▸ EXERCISE PROMPT
Count lines, not occurrences: report how many lines in the records hold the string "ventilation", and nothing else.

-=-=-

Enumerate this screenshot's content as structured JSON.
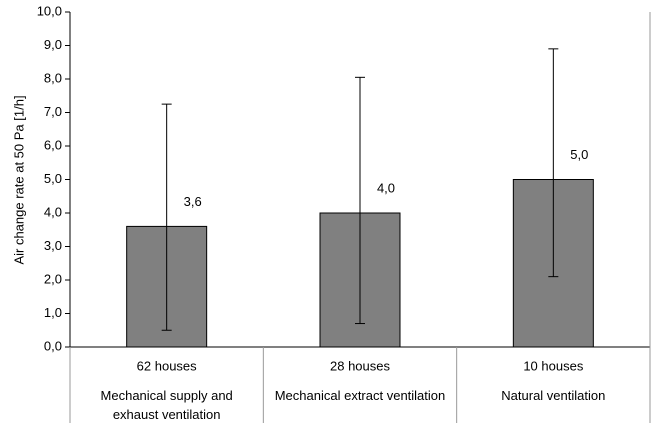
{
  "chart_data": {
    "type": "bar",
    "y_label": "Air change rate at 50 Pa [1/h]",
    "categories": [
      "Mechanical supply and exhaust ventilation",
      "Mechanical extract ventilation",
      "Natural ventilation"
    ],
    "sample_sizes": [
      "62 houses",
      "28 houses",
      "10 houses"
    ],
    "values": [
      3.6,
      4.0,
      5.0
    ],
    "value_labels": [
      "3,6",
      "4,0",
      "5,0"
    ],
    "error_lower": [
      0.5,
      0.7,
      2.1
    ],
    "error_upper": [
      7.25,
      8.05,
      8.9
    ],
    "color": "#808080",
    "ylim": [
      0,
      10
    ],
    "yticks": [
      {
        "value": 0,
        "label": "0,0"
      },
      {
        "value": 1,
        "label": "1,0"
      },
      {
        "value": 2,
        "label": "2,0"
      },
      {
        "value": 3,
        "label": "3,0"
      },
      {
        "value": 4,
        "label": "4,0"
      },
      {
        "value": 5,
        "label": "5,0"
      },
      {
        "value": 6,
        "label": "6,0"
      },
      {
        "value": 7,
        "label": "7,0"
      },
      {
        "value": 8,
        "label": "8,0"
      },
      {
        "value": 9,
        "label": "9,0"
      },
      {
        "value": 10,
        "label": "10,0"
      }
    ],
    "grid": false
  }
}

-=-=-

▸ ANSWER
3